[Records from a collection]
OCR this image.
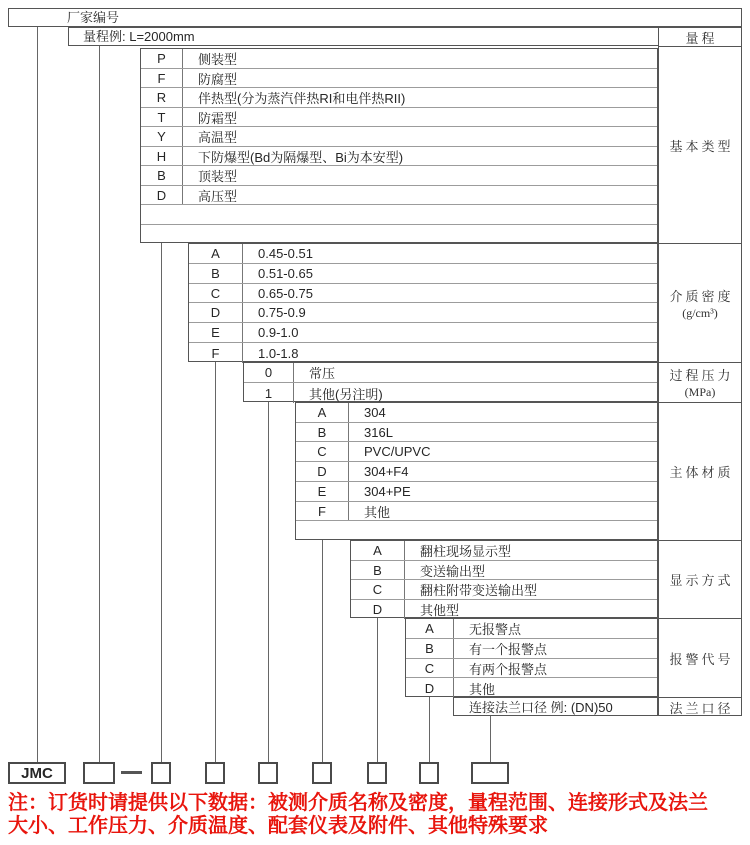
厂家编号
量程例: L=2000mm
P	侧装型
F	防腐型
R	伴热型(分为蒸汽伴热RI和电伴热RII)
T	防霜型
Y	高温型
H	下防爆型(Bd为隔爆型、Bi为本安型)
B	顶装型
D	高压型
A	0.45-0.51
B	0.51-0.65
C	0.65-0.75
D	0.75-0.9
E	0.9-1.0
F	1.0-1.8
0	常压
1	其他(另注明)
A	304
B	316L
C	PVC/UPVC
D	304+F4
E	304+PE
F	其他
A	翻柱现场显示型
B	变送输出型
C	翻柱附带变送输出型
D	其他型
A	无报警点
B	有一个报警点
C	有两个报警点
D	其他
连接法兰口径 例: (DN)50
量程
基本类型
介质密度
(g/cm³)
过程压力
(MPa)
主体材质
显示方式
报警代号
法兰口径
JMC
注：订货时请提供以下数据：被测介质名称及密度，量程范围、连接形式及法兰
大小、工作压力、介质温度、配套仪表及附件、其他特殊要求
* * *
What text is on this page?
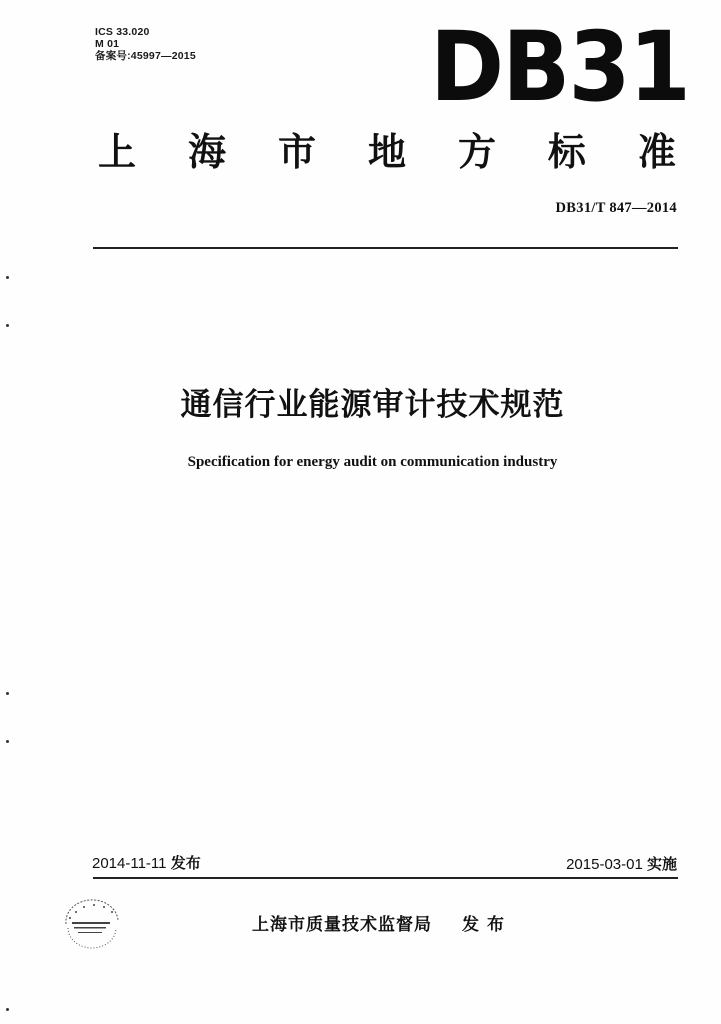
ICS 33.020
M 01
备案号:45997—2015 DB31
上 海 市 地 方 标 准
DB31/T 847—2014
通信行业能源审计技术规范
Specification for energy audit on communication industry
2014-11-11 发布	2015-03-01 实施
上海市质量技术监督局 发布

--- Aim ---
Out of the preceding entries, pull every line containing the string "this".

--- Exercise answer ---
OCR this image.
What text is on this page?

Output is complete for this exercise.